Could you reproduce verbatim the records from their first line through the line that contains "nav-partners[interactable]: PARTNERS xyxy=(386,26,426,35)", including that line?

## Data provided
======

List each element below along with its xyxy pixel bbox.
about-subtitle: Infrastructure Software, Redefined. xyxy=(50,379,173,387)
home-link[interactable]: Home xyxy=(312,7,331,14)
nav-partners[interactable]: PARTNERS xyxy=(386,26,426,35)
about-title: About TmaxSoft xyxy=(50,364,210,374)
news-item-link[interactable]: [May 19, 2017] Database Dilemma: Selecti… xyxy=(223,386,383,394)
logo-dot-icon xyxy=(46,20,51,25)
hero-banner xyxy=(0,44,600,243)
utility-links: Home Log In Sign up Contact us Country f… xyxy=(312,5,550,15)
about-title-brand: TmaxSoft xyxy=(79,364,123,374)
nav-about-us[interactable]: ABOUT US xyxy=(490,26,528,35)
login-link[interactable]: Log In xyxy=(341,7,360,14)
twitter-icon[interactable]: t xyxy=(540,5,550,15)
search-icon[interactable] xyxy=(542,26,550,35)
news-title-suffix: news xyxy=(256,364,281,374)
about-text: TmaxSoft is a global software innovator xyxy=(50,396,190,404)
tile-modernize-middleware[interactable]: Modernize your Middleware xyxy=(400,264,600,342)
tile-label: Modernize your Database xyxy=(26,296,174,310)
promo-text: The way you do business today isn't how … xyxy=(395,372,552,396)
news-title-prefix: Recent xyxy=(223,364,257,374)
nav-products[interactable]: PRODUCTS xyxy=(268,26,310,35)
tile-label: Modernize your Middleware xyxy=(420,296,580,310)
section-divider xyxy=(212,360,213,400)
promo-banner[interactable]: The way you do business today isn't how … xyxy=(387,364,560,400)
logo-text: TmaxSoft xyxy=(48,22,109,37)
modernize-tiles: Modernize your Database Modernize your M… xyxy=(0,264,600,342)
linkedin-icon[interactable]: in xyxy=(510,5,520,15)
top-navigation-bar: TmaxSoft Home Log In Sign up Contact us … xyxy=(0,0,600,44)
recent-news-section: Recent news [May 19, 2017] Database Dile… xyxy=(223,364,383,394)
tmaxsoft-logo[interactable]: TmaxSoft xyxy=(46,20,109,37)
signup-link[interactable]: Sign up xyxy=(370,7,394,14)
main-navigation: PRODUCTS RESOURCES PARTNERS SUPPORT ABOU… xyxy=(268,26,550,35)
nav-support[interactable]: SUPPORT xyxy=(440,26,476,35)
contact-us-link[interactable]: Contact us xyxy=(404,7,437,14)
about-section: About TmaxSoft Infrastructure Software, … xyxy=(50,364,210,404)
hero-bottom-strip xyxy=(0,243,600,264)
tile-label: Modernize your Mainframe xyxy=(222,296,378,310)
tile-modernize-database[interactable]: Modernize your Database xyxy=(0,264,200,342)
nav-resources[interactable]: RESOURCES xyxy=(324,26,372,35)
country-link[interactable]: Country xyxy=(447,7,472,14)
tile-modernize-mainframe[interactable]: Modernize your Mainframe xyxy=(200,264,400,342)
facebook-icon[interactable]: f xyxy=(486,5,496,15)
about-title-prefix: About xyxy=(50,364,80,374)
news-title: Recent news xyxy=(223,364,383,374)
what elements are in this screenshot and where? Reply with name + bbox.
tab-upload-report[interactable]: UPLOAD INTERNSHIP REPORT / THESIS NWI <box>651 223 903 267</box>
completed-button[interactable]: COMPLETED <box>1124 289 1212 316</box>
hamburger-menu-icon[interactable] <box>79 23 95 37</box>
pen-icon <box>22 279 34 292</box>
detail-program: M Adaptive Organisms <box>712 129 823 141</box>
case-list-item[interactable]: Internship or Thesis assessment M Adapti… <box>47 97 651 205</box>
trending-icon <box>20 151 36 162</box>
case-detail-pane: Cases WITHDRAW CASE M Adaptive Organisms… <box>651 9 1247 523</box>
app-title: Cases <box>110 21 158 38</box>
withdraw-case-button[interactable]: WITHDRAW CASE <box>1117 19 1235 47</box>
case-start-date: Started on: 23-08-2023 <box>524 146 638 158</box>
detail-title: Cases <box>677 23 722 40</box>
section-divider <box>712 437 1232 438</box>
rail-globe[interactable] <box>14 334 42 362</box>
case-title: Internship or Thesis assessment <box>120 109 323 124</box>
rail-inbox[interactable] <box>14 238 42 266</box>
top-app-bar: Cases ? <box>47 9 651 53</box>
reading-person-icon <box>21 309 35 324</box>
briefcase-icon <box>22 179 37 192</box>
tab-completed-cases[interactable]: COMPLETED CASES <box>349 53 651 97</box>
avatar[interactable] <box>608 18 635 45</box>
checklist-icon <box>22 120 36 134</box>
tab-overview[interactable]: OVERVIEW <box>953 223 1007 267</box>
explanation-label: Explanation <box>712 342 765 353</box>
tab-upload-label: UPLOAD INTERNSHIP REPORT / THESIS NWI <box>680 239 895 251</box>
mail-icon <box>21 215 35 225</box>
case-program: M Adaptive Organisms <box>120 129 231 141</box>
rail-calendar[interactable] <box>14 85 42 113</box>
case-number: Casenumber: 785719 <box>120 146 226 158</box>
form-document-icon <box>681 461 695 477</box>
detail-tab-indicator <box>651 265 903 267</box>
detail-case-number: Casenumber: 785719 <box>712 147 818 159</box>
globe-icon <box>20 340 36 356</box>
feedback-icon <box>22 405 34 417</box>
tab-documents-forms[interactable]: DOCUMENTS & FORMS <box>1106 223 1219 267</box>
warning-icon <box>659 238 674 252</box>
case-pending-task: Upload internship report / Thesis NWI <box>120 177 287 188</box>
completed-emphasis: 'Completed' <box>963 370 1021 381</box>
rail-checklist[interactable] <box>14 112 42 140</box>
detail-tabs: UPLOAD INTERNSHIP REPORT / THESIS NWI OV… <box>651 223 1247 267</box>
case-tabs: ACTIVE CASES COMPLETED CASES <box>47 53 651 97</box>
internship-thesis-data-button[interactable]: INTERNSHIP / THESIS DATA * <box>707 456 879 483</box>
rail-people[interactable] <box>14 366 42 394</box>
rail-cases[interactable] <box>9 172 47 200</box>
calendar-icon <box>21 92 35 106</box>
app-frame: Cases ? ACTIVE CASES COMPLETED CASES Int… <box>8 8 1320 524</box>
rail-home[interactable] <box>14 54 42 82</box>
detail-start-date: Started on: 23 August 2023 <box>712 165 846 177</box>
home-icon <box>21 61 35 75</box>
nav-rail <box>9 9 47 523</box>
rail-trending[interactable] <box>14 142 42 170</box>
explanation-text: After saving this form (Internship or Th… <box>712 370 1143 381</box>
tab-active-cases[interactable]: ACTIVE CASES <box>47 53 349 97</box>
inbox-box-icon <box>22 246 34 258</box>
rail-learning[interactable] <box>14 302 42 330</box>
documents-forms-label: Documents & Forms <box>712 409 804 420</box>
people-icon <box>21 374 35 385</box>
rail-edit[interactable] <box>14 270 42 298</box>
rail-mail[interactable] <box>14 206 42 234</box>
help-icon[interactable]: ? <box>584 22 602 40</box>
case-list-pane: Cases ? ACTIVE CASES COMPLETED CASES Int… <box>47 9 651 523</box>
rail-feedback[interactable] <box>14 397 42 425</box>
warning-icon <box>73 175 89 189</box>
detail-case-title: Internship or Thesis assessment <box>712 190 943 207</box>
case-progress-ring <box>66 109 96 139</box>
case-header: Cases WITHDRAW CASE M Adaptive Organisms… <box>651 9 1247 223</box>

======

## Response for this exercise
List each element below along with its xyxy pixel bbox.
about-subtitle: Infrastructure Software, Redefined. xyxy=(50,379,173,387)
home-link[interactable]: Home xyxy=(312,7,331,14)
nav-partners[interactable]: PARTNERS xyxy=(386,26,426,35)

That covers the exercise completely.